EXTRACT TO READ:
------------------------------

In The New Consumer’s recent survey of thousands of Americans, participants were asked to rank nearly 100 food and beverage items on two axes: how healthy each item seemed, and how happy it made them feel.
Among adult beverages, non-alcoholic beer and canned cocktails landed near the middle: not especially unhealthy, but also not especially enjoyable. They performed just slightly better than diet soda and plant-based meat on the happiness scale.
Wine fared best among alcoholic options. Red wine, in particular, was seen as modestly healthy and made people feel moderately happy. Spirits and beer were viewed as less healthy, though still tied to positive emotional associations.
The results raise a fundamental question for non-alc brands: if consumers associate non-alcoholic drinks with health, but not happiness, how can the category hope to scale?
Perception Varies By Demographic
When broken down by demographic, the survey reveals a more nuanced (and optimistic) picture for non-alc.
Younger consumers, especially Millennials and Gen Z, show higher levels of acceptance across the board. They rate alcohol alternatives as more enjoyable and healthier than older generations do. This cohort also embraces newer categories like THC-infused beverages, which they rank as relatively healthy and emotionally rewarding, on par with or better than many traditional alcoholic beverages.

------------------------------

RECORDS SHOWN:
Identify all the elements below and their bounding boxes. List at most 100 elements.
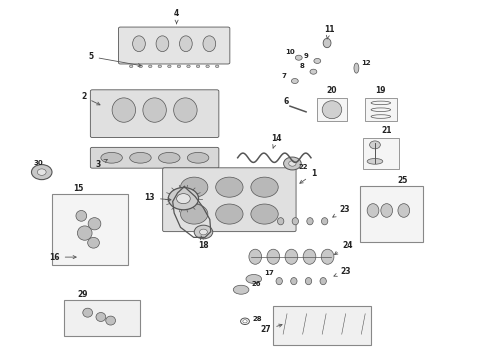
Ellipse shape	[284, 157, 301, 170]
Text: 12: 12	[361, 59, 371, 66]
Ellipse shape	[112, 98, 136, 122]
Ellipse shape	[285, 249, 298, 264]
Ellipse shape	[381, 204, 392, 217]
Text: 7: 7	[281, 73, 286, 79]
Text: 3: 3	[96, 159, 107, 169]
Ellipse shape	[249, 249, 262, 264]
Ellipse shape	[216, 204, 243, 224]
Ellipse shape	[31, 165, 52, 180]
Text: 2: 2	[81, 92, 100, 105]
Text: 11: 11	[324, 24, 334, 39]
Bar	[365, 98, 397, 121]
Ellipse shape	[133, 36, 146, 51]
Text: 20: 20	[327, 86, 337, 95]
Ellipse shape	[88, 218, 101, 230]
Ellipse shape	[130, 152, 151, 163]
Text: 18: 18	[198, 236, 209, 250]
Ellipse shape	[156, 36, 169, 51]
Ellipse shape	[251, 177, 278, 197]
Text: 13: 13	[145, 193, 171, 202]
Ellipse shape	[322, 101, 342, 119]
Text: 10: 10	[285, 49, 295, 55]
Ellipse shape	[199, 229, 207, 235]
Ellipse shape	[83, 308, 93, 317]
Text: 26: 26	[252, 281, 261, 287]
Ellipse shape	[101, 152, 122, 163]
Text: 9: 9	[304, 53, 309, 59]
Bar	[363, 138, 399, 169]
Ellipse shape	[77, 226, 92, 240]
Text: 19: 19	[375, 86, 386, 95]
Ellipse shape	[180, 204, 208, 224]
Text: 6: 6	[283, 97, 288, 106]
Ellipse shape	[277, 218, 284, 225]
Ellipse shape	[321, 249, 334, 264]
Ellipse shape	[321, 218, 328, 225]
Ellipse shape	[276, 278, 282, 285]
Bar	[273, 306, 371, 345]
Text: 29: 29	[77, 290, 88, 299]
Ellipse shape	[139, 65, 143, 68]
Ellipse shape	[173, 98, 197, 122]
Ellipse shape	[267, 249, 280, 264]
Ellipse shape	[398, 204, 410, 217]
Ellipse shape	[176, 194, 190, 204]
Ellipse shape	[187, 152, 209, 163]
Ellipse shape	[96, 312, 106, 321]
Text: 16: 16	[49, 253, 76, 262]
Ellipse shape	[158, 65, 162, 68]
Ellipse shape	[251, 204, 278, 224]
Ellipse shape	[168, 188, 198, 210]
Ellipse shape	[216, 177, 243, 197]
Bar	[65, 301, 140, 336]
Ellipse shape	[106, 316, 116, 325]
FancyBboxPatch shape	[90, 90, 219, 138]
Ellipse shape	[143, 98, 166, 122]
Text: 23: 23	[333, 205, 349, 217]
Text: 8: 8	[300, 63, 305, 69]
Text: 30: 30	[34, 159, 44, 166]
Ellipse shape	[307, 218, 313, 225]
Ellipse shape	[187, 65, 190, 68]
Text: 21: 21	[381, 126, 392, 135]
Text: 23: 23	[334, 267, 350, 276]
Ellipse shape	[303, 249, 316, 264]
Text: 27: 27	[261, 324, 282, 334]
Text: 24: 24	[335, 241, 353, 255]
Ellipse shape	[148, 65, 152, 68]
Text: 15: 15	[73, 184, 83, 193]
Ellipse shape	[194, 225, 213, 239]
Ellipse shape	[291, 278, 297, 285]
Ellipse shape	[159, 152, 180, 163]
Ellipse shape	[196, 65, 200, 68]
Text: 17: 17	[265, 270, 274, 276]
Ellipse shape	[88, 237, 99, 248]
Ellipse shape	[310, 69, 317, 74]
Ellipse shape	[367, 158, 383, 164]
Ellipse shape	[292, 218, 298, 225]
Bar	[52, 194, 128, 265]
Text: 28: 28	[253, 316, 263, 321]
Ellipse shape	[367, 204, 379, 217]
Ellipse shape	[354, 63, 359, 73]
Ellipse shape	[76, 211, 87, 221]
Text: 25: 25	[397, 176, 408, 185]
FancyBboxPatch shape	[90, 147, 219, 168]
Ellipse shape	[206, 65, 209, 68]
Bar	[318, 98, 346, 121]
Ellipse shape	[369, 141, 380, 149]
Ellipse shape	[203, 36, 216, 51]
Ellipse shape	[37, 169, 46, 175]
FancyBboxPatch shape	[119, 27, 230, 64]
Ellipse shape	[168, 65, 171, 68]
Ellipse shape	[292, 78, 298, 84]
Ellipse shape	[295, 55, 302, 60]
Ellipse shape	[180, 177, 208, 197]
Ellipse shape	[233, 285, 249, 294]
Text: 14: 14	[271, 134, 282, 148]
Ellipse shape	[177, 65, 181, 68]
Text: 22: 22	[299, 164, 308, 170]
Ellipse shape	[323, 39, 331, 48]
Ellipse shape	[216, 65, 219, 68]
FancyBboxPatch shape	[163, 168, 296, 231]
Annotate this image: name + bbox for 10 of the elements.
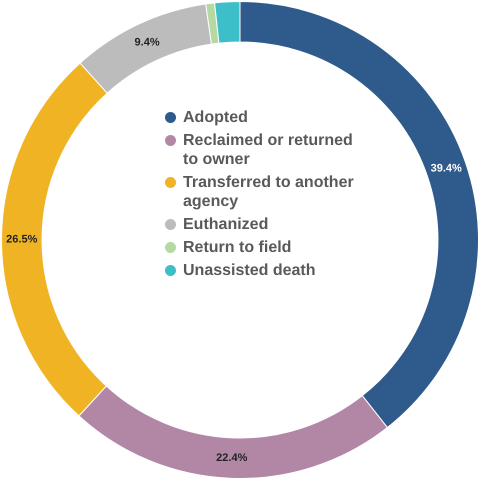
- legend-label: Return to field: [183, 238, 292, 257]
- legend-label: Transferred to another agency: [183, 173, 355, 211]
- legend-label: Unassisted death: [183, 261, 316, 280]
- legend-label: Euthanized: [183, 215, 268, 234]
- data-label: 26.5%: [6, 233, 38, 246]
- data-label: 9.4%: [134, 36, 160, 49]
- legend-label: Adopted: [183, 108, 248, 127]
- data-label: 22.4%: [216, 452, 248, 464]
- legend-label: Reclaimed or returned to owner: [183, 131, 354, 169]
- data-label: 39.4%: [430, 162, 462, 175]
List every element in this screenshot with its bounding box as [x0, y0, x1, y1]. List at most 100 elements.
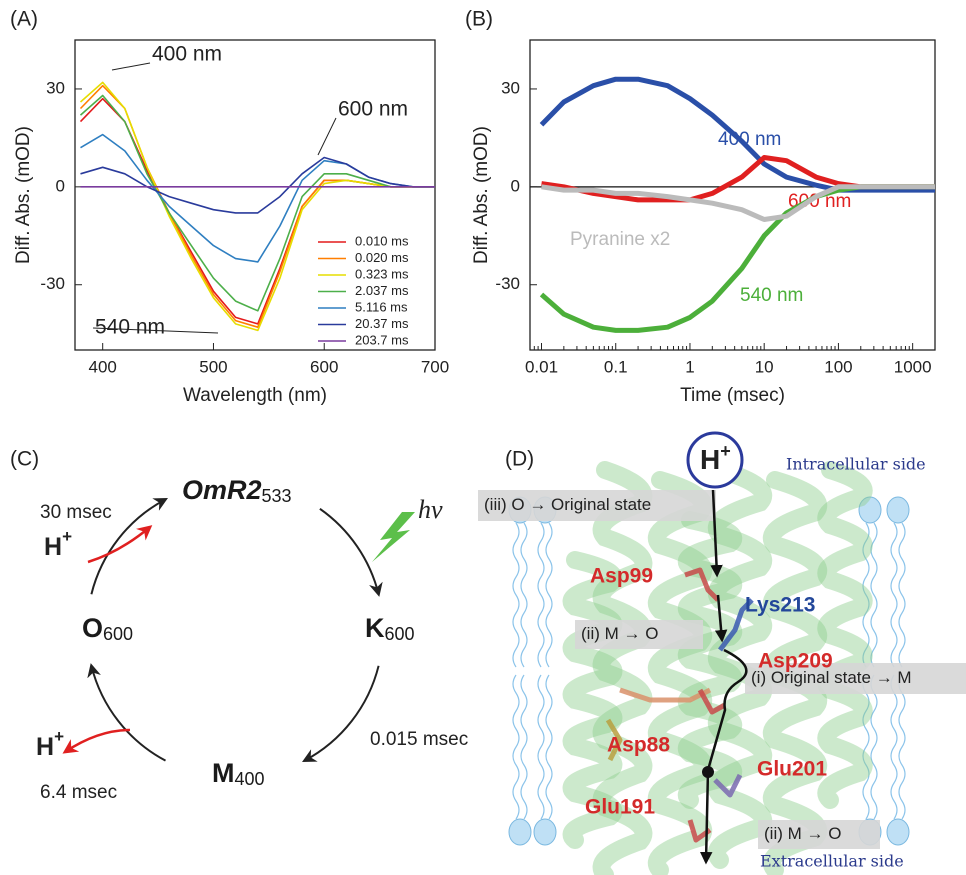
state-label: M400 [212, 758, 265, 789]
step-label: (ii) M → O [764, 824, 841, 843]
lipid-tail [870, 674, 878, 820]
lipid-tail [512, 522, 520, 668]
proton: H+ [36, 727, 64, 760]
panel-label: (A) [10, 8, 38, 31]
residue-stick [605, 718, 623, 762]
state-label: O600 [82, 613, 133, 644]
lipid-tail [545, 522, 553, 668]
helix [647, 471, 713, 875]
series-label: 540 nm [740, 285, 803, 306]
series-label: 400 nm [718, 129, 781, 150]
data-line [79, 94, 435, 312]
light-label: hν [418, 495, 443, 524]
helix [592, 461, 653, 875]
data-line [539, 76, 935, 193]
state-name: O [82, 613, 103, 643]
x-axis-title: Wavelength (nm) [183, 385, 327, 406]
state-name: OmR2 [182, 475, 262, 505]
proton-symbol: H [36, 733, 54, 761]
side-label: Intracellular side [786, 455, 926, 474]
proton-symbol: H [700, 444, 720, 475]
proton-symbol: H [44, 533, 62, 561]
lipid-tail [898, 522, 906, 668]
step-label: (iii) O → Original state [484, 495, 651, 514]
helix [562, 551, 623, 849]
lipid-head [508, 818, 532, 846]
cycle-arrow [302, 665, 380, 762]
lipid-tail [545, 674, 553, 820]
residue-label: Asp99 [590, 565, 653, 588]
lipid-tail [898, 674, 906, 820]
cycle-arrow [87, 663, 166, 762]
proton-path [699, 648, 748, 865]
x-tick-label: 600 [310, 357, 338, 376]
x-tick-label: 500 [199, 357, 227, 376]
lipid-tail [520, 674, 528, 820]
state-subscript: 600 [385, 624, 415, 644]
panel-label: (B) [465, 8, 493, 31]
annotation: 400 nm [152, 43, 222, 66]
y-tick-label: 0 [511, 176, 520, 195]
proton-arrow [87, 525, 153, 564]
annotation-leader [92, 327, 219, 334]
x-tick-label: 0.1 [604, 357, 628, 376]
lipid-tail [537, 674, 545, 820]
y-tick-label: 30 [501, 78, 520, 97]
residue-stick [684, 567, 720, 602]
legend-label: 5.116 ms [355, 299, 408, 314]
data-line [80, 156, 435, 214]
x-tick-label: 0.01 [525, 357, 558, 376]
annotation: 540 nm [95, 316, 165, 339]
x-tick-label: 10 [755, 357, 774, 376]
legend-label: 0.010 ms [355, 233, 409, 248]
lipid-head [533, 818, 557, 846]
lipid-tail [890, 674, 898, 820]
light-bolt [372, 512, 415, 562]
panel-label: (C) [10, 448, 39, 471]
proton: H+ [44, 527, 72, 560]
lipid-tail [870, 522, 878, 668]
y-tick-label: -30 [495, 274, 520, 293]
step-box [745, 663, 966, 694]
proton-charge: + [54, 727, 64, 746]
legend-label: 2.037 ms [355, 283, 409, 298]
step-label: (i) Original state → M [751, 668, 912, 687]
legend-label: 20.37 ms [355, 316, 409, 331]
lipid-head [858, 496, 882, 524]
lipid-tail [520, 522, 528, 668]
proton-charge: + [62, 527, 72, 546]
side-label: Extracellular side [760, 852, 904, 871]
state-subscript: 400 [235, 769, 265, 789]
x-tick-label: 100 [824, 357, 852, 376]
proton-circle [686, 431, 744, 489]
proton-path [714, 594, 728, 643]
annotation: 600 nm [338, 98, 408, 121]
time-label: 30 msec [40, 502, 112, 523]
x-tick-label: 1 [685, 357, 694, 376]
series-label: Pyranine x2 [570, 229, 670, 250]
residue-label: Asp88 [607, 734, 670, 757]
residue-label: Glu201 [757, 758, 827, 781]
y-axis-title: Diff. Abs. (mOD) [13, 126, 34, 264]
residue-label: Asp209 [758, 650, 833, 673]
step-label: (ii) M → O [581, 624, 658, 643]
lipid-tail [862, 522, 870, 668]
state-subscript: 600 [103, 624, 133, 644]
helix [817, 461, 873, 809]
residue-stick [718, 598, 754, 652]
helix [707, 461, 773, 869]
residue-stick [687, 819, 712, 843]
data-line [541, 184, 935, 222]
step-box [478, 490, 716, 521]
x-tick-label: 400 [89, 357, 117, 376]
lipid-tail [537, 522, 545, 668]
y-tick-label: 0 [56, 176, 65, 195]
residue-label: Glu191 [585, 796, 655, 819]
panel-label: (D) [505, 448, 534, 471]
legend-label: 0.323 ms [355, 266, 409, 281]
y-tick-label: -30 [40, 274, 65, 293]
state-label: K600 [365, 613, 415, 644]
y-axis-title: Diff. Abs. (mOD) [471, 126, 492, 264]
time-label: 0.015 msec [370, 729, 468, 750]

------------------------------

Using the text on the food and beverage survey, answer these:
1. About how many foods and beverages were participants asked to rank?
2. Which alcoholic option fared best?
3. Which newer category of beverages do younger consumers embrace?

SOLUTION TO THE PROBLEM:
1. Nearly 100.
2. Wine, red wine in particular.
3. THC-infused beverages.